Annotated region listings
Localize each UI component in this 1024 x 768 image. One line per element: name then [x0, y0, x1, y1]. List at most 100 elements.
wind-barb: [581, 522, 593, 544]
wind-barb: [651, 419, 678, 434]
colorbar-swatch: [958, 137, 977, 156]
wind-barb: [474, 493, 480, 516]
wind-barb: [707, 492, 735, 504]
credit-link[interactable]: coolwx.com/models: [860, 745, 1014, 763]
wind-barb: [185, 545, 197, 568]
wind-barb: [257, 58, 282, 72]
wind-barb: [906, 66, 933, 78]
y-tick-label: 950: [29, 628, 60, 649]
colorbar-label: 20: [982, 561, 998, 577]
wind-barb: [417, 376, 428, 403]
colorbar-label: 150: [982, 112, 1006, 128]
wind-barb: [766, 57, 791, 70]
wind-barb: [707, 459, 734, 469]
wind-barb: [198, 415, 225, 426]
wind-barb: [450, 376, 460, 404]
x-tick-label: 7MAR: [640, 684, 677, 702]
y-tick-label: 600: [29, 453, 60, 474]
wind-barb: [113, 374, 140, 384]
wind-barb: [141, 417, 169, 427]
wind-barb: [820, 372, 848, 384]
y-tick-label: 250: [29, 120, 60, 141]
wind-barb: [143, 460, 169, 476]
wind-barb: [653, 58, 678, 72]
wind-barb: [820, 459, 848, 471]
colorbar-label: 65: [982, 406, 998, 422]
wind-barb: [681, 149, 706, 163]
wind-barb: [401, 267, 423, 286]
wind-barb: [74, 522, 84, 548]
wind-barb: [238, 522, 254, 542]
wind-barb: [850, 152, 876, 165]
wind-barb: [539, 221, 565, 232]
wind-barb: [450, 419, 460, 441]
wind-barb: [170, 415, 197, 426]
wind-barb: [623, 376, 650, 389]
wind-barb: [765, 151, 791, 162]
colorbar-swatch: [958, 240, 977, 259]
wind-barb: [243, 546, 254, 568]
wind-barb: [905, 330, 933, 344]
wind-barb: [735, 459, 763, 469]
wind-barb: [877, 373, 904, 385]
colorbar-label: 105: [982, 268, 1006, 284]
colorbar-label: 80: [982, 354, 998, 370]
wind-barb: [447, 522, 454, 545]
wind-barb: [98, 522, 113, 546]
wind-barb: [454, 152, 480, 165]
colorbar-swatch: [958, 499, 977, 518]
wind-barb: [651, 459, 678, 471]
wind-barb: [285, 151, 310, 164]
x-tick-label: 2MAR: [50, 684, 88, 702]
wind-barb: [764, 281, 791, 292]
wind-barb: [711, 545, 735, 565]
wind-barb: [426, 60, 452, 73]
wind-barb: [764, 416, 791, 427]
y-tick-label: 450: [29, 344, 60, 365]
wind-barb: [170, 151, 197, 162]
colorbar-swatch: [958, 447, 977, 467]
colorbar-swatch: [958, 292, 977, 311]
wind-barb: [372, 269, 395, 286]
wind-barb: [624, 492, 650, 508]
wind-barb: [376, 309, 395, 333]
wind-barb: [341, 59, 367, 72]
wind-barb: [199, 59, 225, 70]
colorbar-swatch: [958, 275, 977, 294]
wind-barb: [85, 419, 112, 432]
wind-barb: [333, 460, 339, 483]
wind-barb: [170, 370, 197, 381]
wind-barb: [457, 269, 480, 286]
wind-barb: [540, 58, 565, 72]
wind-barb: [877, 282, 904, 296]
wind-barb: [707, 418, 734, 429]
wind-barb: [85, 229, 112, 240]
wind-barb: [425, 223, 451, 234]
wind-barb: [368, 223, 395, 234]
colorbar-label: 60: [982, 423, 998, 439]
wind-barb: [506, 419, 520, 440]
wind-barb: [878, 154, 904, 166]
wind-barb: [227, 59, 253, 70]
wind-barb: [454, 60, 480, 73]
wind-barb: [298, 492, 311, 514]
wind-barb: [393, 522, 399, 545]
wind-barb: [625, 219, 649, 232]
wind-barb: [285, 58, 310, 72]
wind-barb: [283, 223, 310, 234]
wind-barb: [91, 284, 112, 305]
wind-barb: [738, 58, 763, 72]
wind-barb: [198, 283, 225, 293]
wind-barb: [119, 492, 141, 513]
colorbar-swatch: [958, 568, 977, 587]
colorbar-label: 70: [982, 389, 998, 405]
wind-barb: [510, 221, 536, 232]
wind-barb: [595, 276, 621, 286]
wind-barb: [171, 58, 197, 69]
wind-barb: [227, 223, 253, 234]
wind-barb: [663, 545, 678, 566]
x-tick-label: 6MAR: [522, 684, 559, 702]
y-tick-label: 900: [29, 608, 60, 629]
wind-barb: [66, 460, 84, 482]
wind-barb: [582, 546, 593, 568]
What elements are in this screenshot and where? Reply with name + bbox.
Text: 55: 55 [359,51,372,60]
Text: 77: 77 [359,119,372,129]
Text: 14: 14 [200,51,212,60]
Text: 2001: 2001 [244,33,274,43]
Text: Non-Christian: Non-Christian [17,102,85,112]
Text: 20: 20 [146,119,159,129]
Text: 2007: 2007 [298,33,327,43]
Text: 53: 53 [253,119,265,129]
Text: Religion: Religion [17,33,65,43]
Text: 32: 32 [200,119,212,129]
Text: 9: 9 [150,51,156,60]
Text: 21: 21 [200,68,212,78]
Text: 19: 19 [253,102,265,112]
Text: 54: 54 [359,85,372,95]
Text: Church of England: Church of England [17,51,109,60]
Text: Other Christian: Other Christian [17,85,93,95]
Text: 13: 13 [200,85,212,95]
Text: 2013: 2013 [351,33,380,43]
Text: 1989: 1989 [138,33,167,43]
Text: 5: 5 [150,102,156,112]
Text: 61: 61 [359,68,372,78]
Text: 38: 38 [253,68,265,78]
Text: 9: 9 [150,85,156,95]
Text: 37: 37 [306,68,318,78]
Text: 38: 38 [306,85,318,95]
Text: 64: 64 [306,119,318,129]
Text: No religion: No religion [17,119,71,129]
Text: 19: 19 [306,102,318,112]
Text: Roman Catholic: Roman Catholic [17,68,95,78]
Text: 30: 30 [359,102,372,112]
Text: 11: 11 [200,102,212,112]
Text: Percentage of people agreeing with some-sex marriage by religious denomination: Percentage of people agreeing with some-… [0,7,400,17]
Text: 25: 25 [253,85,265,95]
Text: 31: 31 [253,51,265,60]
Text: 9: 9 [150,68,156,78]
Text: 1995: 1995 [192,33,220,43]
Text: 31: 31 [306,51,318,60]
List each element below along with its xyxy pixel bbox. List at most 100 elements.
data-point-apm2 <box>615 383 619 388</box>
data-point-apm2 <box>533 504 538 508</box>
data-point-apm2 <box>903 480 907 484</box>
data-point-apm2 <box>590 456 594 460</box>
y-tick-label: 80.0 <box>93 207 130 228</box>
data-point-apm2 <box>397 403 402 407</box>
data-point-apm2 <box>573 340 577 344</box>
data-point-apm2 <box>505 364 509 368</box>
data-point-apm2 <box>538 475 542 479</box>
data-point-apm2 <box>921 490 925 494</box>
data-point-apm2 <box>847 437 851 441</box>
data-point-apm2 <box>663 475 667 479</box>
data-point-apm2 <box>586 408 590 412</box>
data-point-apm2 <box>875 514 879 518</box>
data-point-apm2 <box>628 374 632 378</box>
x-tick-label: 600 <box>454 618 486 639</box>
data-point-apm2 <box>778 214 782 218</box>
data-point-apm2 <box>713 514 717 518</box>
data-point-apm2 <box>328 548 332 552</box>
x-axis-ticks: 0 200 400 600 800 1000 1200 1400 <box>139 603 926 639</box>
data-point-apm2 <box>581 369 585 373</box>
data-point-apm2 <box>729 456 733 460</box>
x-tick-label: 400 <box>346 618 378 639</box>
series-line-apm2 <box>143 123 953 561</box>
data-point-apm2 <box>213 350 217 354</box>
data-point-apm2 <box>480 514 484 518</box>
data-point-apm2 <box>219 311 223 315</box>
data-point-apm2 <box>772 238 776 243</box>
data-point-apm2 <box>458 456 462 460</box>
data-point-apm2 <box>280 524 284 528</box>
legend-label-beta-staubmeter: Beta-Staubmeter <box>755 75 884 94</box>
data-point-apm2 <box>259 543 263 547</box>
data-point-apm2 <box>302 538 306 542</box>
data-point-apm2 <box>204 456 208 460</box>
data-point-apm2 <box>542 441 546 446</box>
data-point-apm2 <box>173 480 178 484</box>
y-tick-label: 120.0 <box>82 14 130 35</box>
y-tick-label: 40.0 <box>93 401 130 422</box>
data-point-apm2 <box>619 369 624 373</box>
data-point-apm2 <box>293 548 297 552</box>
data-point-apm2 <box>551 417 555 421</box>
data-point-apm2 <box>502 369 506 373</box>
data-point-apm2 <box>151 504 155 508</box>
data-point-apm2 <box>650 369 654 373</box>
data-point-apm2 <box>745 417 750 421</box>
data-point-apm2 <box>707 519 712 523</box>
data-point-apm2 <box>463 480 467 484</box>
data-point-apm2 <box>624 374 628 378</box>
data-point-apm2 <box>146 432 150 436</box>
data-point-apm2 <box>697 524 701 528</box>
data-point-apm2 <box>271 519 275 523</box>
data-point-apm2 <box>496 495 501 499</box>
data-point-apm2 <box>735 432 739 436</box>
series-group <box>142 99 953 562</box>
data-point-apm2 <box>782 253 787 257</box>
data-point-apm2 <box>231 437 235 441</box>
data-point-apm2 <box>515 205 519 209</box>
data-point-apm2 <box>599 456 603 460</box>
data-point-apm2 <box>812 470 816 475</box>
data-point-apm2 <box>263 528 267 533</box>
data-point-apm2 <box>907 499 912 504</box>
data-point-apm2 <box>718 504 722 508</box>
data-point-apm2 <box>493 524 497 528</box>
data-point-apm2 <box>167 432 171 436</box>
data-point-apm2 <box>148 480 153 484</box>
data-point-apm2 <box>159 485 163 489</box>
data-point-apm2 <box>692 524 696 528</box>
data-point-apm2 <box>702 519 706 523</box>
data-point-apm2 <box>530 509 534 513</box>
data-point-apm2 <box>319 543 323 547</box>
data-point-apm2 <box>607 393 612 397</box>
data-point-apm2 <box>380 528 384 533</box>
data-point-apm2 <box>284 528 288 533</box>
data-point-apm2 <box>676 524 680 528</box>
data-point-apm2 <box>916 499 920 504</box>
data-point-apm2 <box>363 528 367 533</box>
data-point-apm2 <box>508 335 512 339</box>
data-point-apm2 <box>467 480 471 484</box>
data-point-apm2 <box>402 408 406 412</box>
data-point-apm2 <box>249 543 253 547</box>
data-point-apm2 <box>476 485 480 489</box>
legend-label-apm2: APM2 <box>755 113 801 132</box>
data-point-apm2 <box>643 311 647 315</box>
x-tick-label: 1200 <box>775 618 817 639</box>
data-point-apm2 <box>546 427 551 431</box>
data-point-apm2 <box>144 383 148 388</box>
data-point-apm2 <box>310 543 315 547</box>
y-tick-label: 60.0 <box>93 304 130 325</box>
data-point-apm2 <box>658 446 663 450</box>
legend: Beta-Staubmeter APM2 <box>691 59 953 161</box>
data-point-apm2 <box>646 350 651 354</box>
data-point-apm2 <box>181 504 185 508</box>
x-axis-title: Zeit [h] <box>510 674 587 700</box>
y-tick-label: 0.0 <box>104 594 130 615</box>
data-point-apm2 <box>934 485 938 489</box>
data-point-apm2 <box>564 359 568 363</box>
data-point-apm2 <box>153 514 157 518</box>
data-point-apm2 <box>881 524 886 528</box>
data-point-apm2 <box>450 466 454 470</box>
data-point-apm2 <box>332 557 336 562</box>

> _Requirement_: Transcribe the rows above from the start of the records up to and including the line containing "wind-barb: [623, 376, 650, 389]".

> _Written solution_:
Localize each UI component in this 1024 x 768 image. One line per element: name then [x0, y0, x1, y1]. List at most 100 elements.
wind-barb: [581, 522, 593, 544]
wind-barb: [651, 419, 678, 434]
colorbar-swatch: [958, 137, 977, 156]
wind-barb: [474, 493, 480, 516]
wind-barb: [707, 492, 735, 504]
credit-link[interactable]: coolwx.com/models: [860, 745, 1014, 763]
wind-barb: [185, 545, 197, 568]
wind-barb: [257, 58, 282, 72]
wind-barb: [906, 66, 933, 78]
y-tick-label: 950: [29, 628, 60, 649]
colorbar-label: 20: [982, 561, 998, 577]
wind-barb: [417, 376, 428, 403]
colorbar-label: 150: [982, 112, 1006, 128]
wind-barb: [766, 57, 791, 70]
wind-barb: [707, 459, 734, 469]
wind-barb: [198, 415, 225, 426]
wind-barb: [450, 376, 460, 404]
x-tick-label: 7MAR: [640, 684, 677, 702]
y-tick-label: 600: [29, 453, 60, 474]
wind-barb: [113, 374, 140, 384]
wind-barb: [141, 417, 169, 427]
wind-barb: [820, 372, 848, 384]
y-tick-label: 250: [29, 120, 60, 141]
wind-barb: [143, 460, 169, 476]
wind-barb: [653, 58, 678, 72]
wind-barb: [820, 459, 848, 471]
colorbar-label: 65: [982, 406, 998, 422]
wind-barb: [681, 149, 706, 163]
wind-barb: [401, 267, 423, 286]
wind-barb: [74, 522, 84, 548]
wind-barb: [238, 522, 254, 542]
wind-barb: [850, 152, 876, 165]
wind-barb: [539, 221, 565, 232]
wind-barb: [450, 419, 460, 441]
wind-barb: [170, 415, 197, 426]
wind-barb: [623, 376, 650, 389]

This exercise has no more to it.